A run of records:
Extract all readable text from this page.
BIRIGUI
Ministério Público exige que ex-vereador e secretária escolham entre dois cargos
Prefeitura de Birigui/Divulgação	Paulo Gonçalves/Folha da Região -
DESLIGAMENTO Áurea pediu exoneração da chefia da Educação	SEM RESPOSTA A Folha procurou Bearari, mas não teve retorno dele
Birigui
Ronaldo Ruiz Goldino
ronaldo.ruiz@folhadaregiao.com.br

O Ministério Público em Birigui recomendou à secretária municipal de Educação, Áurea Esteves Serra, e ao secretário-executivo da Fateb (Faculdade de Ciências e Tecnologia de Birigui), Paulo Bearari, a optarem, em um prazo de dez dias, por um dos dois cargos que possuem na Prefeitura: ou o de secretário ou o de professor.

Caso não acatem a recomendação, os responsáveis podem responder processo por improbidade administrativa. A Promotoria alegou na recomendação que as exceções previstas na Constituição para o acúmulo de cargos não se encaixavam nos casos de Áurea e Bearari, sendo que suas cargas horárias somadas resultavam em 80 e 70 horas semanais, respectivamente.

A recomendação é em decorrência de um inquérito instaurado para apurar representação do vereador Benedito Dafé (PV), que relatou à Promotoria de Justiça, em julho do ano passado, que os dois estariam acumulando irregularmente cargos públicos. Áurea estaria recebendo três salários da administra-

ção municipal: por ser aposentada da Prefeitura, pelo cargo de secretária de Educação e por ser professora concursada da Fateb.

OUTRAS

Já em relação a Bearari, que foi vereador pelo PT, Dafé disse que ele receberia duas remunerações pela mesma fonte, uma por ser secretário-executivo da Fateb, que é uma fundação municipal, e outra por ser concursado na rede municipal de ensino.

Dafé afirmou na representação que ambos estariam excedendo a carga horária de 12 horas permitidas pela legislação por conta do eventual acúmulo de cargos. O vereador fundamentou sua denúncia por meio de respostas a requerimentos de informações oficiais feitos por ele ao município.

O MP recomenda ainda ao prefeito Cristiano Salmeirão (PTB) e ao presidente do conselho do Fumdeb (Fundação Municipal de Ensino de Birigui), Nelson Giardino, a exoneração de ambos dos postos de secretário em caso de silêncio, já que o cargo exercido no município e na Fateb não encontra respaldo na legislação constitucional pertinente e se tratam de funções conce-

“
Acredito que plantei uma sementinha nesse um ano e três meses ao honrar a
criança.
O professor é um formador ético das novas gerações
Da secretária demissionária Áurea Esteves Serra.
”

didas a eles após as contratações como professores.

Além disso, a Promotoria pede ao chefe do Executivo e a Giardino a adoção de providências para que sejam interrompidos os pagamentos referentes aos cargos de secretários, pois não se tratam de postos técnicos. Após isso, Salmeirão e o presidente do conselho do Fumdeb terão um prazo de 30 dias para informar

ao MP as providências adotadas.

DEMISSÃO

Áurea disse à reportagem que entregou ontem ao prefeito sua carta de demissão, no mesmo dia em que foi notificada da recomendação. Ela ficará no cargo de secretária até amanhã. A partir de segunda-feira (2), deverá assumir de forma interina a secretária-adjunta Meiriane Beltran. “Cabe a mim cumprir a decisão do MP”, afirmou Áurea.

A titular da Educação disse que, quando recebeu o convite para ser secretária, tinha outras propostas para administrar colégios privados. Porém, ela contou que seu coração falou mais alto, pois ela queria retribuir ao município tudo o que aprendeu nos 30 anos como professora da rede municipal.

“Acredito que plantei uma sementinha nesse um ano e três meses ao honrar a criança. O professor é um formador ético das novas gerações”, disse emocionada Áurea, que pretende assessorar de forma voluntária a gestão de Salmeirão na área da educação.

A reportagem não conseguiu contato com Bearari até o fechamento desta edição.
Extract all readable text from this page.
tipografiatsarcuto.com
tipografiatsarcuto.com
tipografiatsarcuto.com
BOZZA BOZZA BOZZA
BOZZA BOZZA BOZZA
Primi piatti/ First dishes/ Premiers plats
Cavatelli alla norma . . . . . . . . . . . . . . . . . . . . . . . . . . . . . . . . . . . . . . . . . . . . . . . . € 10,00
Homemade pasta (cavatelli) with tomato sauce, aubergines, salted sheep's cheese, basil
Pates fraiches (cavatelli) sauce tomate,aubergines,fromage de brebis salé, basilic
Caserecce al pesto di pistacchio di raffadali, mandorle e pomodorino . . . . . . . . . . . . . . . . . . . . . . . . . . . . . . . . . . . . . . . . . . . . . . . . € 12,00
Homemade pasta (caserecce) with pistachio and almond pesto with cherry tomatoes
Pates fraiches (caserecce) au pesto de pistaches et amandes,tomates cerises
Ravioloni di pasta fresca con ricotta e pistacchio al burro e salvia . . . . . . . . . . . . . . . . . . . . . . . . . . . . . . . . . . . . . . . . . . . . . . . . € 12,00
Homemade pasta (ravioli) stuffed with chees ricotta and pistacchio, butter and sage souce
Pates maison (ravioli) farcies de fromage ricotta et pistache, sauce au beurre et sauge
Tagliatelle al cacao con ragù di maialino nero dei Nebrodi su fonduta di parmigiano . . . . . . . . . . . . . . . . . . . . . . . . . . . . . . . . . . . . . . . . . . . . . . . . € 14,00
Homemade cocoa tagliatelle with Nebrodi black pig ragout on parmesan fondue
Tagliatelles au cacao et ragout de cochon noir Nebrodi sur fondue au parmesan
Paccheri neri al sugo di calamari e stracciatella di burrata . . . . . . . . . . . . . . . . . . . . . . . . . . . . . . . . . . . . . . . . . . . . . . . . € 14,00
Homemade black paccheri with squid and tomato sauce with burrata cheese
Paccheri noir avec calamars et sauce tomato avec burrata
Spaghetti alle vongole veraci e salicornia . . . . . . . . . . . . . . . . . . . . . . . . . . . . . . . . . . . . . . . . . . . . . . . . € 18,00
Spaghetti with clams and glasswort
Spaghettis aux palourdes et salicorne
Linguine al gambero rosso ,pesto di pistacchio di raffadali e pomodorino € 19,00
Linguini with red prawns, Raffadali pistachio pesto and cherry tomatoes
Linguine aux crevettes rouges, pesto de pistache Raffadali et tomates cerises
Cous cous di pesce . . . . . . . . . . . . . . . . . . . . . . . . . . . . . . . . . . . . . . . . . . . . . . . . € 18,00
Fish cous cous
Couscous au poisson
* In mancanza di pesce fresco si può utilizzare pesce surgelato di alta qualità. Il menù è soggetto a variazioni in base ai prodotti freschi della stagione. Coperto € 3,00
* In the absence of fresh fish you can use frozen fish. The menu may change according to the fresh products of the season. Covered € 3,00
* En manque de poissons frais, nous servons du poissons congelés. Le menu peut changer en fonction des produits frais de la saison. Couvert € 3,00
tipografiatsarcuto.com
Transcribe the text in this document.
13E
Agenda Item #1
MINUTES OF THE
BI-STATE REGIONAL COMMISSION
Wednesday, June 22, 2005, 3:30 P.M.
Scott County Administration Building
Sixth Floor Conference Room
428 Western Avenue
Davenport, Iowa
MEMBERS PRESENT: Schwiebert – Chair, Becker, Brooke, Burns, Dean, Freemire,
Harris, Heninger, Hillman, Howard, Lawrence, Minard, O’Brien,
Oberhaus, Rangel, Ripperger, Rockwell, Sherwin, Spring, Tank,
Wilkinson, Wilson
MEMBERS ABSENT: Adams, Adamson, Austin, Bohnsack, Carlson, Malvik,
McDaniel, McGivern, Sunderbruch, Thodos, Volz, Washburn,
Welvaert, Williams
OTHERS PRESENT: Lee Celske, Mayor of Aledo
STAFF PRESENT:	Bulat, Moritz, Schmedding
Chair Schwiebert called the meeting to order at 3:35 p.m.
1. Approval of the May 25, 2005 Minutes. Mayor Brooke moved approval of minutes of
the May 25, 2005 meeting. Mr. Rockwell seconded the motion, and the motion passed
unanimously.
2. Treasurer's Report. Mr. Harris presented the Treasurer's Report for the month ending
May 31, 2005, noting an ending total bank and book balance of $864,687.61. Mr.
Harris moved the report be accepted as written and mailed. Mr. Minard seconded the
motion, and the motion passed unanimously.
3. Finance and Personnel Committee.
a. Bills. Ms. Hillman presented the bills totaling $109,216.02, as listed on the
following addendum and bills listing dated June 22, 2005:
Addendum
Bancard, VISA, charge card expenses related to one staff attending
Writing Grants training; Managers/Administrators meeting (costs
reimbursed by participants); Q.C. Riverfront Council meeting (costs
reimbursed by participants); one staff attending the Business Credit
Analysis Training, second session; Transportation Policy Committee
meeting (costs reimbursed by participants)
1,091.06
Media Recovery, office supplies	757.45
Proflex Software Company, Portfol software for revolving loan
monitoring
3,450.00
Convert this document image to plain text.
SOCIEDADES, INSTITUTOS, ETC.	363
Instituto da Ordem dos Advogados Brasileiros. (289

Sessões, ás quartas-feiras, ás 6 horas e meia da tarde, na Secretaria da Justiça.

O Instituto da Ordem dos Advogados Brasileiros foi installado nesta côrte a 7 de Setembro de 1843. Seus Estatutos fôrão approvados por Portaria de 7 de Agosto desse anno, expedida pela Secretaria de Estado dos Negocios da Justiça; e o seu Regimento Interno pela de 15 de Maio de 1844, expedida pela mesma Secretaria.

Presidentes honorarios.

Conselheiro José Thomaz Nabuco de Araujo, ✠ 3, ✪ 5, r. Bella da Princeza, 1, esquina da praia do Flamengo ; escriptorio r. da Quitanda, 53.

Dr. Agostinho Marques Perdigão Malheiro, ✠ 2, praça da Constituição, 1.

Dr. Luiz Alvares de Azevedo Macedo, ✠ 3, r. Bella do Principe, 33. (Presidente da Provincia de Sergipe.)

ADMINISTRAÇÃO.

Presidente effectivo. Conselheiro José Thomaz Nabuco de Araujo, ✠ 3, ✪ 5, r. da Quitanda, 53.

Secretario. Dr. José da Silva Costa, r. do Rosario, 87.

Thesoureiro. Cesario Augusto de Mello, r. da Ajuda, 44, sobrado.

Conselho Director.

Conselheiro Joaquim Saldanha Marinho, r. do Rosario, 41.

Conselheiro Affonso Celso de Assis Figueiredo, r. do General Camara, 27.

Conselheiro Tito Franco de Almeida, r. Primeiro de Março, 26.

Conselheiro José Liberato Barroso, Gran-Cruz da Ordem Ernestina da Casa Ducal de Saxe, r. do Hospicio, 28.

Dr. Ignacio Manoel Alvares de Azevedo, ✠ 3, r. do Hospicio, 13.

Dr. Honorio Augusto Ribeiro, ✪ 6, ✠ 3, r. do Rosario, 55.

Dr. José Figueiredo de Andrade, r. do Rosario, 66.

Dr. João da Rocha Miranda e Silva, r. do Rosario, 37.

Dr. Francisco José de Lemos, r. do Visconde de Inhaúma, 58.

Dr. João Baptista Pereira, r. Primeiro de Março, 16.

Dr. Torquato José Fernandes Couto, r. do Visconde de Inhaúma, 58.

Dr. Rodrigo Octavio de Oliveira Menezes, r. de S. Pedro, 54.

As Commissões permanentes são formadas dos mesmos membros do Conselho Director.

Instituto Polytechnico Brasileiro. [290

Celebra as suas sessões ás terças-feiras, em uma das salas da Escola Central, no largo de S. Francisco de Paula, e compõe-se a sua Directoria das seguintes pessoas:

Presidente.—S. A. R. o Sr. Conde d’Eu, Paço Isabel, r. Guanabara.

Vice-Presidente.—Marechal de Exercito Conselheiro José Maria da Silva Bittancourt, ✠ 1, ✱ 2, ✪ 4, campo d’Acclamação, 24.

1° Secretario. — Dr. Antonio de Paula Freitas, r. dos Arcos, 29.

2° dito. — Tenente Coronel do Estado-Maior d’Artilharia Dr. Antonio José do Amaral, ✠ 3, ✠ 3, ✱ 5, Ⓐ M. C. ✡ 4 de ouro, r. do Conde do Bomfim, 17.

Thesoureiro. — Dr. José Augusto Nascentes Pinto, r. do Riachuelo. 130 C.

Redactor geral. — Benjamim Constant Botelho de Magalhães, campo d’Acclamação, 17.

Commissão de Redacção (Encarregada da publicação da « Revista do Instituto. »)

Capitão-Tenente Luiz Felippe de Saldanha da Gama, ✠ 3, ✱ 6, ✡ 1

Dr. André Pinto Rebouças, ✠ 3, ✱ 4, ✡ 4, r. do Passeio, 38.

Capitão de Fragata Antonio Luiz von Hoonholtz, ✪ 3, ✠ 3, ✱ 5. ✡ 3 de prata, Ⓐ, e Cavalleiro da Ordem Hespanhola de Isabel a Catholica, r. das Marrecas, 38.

WHAT IS REQUIRED ▸ Go through the material and select each line with the string "horas" in it.

SOLUTION BELOW ▸
Caso não acatem a recomendação, os responsáveis podem responder processo por improbidade administrativa. A Promotoria alegou na recomendação que as exceções previstas na Constituição para o acúmulo de cargos não se encaixavam nos casos de Áurea e Bearari, sendo que suas cargas horárias somadas resultavam em 80 e 70 horas semanais, respectivamente.
Dafé afirmou na representação que ambos estariam excedendo a carga horária de 12 horas permitidas pela legislação por conta do eventual acúmulo de cargos. O vereador fundamentou sua denúncia por meio de respostas a requerimentos de informações oficiais feitos por ele ao município.
Sessões, ás quartas-feiras, ás 6 horas e meia da tarde, na Secretaria da Justiça.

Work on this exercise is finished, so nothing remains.